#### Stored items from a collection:
__________________________________________________
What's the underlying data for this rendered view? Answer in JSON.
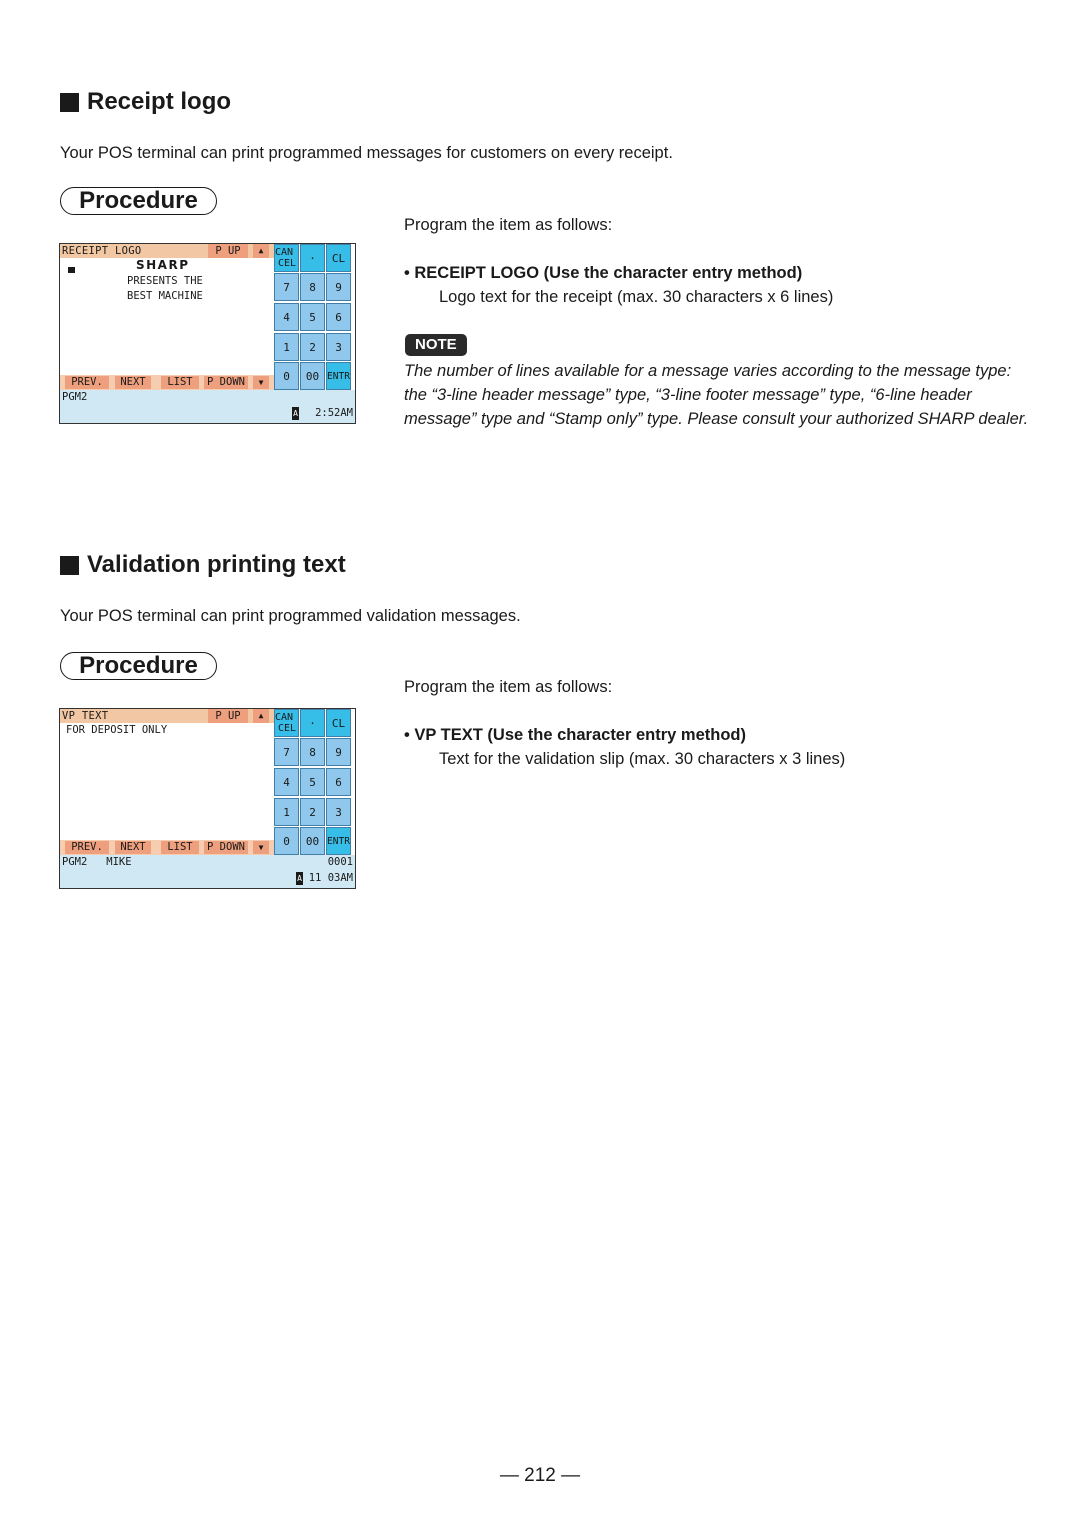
{
  "sections": [
    {
      "title": "Receipt logo",
      "intro": "Your POS terminal can print programmed messages for customers on every receipt.",
      "procedure_label": "Procedure",
      "program_text": "Program the item as follows:",
      "bullet_title": "RECEIPT LOGO (Use the character entry method)",
      "bullet_desc": "Logo text for the receipt (max. 30 characters x 6 lines)",
      "note_label": "NOTE",
      "note_text": "The number of lines available for a message varies according to the message type: the “3-line header message” type, “3-line footer message” type, “6-line header message” type and “Stamp only” type. Please consult your authorized SHARP dealer.",
      "screen": {
        "title": "RECEIPT LOGO",
        "content_lines": [
          "SHARP",
          "PRESENTS THE",
          "BEST MACHINE"
        ],
        "status_left": "PGM2",
        "status_right_top": "",
        "mode_indicator": "A",
        "time": "2:52AM"
      }
    },
    {
      "title": "Validation printing text",
      "intro": "Your POS terminal can print programmed validation messages.",
      "procedure_label": "Procedure",
      "program_text": "Program the item as follows:",
      "bullet_title": "VP TEXT (Use the character entry method)",
      "bullet_desc": "Text for the validation slip (max. 30 characters x 3 lines)",
      "screen": {
        "title": "VP TEXT",
        "content_lines": [
          "FOR DEPOSIT ONLY"
        ],
        "status_left": "PGM2   MIKE",
        "status_right_top": "0001",
        "mode_indicator": "A",
        "time": "11 03AM"
      }
    }
  ],
  "pos_common": {
    "page_up": "P UP",
    "up_arrow_icon": "▲",
    "nav_buttons": [
      "PREV.",
      "NEXT",
      "LIST",
      "P DOWN"
    ],
    "down_arrow_icon": "▼",
    "keys": {
      "cancel_line1": "CAN",
      "cancel_line2": "CEL",
      "dot": "·",
      "clear": "CL",
      "k7": "7",
      "k8": "8",
      "k9": "9",
      "k4": "4",
      "k5": "5",
      "k6": "6",
      "k1": "1",
      "k2": "2",
      "k3": "3",
      "k0": "0",
      "k00": "00",
      "enter": "ENTR"
    }
  },
  "colors": {
    "title_bar": "#f2c7a3",
    "button_salmon": "#ee9f7e",
    "key_light_blue": "#8fc8ec",
    "key_bright_blue": "#36bde8",
    "status_bar": "#cfe8f4"
  },
  "page_number": "— 212 —"
}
__________________________________________________
#### Requirement:
Scan the listing above for the word "entry" and copy every line that holds it.

#### Written answer:
      "bullet_title": "RECEIPT LOGO (Use the character entry method)",
      "bullet_title": "VP TEXT (Use the character entry method)",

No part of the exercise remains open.